• _What the task requires_
Please output the lines shown below exactly as they appear.

Dataset excerpts:
********
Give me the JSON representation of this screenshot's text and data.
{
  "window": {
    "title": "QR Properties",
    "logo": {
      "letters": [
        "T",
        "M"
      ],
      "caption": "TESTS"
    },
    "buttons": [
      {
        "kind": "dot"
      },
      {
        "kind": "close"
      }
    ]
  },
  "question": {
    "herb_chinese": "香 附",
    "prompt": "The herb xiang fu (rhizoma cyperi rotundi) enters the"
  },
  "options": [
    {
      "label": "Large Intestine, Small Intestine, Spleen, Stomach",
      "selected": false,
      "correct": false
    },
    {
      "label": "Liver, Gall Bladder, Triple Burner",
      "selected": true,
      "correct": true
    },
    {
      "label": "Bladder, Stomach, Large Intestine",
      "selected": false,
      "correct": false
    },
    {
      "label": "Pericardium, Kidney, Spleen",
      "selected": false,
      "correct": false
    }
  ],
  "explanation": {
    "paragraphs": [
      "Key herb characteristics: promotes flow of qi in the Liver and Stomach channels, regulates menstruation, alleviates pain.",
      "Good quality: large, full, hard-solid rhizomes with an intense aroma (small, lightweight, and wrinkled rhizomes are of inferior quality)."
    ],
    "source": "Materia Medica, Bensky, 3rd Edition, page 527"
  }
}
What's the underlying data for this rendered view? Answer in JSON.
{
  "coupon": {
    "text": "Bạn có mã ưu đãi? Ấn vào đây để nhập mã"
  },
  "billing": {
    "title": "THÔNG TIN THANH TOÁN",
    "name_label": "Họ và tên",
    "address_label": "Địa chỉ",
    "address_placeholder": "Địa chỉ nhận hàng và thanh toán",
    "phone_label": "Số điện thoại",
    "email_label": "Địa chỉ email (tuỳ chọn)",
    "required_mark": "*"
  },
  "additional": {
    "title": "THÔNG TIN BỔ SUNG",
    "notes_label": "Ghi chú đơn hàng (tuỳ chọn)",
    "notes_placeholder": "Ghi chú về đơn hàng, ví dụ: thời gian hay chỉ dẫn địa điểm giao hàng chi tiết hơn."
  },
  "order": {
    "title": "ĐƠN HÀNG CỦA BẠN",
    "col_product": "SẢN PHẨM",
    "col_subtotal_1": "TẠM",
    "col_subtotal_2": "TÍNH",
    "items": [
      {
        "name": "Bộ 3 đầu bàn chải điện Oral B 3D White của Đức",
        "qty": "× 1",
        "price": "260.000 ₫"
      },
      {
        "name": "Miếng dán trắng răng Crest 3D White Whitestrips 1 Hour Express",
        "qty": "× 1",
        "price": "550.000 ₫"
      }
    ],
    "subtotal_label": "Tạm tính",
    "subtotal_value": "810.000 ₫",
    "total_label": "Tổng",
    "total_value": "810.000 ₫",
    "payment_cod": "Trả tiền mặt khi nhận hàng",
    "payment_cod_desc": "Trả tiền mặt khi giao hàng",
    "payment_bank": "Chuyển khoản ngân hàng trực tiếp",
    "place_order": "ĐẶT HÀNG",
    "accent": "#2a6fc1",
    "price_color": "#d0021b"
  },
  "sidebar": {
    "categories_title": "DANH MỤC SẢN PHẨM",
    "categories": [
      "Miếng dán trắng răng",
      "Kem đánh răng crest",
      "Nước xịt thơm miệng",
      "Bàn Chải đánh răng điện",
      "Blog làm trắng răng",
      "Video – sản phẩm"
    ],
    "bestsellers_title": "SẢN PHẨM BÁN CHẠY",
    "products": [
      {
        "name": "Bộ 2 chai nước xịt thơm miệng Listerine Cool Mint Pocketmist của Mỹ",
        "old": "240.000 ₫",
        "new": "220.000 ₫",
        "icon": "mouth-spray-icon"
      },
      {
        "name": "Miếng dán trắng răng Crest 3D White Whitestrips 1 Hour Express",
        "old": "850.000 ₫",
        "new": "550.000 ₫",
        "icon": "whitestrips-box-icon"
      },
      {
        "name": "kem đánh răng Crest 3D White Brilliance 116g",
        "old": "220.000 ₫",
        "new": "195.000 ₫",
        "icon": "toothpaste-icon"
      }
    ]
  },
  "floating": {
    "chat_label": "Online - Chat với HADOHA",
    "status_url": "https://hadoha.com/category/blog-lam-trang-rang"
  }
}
********
• _Result_
Give me the JSON representation of this screenshot's text and data.
{
  "window": {
    "title": "QR Properties",
    "logo": {
      "letters": [
        "T",
        "M"
      ],
      "caption": "TESTS"
    },
    "buttons": [
      {
        "kind": "dot"
      },
      {
        "kind": "close"
      }
    ]
  },
  "question": {
    "herb_chinese": "香 附",
    "prompt": "The herb xiang fu (rhizoma cyperi rotundi) enters the"
  },
  "options": [
    {
      "label": "Large Intestine, Small Intestine, Spleen, Stomach",
      "selected": false,
      "correct": false
    },
    {
      "label": "Liver, Gall Bladder, Triple Burner",
      "selected": true,
      "correct": true
    },
    {
      "label": "Bladder, Stomach, Large Intestine",
      "selected": false,
      "correct": false
    },
    {
      "label": "Pericardium, Kidney, Spleen",
      "selected": false,
      "correct": false
    }
  ],
  "explanation": {
    "paragraphs": [
      "Key herb characteristics: promotes flow of qi in the Liver and Stomach channels, regulates menstruation, alleviates pain.",
      "Good quality: large, full, hard-solid rhizomes with an intense aroma (small, lightweight, and wrinkled rhizomes are of inferior quality)."
    ],
    "source": "Materia Medica, Bensky, 3rd Edition, page 527"
  }
}
What's the underlying data for this rendered view? Answer in JSON.
{
  "coupon": {
    "text": "Bạn có mã ưu đãi? Ấn vào đây để nhập mã"
  },
  "billing": {
    "title": "THÔNG TIN THANH TOÁN",
    "name_label": "Họ và tên",
    "address_label": "Địa chỉ",
    "address_placeholder": "Địa chỉ nhận hàng và thanh toán",
    "phone_label": "Số điện thoại",
    "email_label": "Địa chỉ email (tuỳ chọn)",
    "required_mark": "*"
  },
  "additional": {
    "title": "THÔNG TIN BỔ SUNG",
    "notes_label": "Ghi chú đơn hàng (tuỳ chọn)",
    "notes_placeholder": "Ghi chú về đơn hàng, ví dụ: thời gian hay chỉ dẫn địa điểm giao hàng chi tiết hơn."
  },
  "order": {
    "title": "ĐƠN HÀNG CỦA BẠN",
    "col_product": "SẢN PHẨM",
    "col_subtotal_1": "TẠM",
    "col_subtotal_2": "TÍNH",
    "items": [
      {
        "name": "Bộ 3 đầu bàn chải điện Oral B 3D White của Đức",
        "qty": "× 1",
        "price": "260.000 ₫"
      },
      {
        "name": "Miếng dán trắng răng Crest 3D White Whitestrips 1 Hour Express",
        "qty": "× 1",
        "price": "550.000 ₫"
      }
    ],
    "subtotal_label": "Tạm tính",
    "subtotal_value": "810.000 ₫",
    "total_label": "Tổng",
    "total_value": "810.000 ₫",
    "payment_cod": "Trả tiền mặt khi nhận hàng",
    "payment_cod_desc": "Trả tiền mặt khi giao hàng",
    "payment_bank": "Chuyển khoản ngân hàng trực tiếp",
    "place_order": "ĐẶT HÀNG",
    "accent": "#2a6fc1",
    "price_color": "#d0021b"
  },
  "sidebar": {
    "categories_title": "DANH MỤC SẢN PHẨM",
    "categories": [
      "Miếng dán trắng răng",
      "Kem đánh răng crest",
      "Nước xịt thơm miệng",
      "Bàn Chải đánh răng điện",
      "Blog làm trắng răng",
      "Video – sản phẩm"
    ],
    "bestsellers_title": "SẢN PHẨM BÁN CHẠY",
    "products": [
      {
        "name": "Bộ 2 chai nước xịt thơm miệng Listerine Cool Mint Pocketmist của Mỹ",
        "old": "240.000 ₫",
        "new": "220.000 ₫",
        "icon": "mouth-spray-icon"
      },
      {
        "name": "Miếng dán trắng răng Crest 3D White Whitestrips 1 Hour Express",
        "old": "850.000 ₫",
        "new": "550.000 ₫",
        "icon": "whitestrips-box-icon"
      },
      {
        "name": "kem đánh răng Crest 3D White Brilliance 116g",
        "old": "220.000 ₫",
        "new": "195.000 ₫",
        "icon": "toothpaste-icon"
      }
    ]
  },
  "floating": {
    "chat_label": "Online - Chat với HADOHA",
    "status_url": "https://hadoha.com/category/blog-lam-trang-rang"
  }
}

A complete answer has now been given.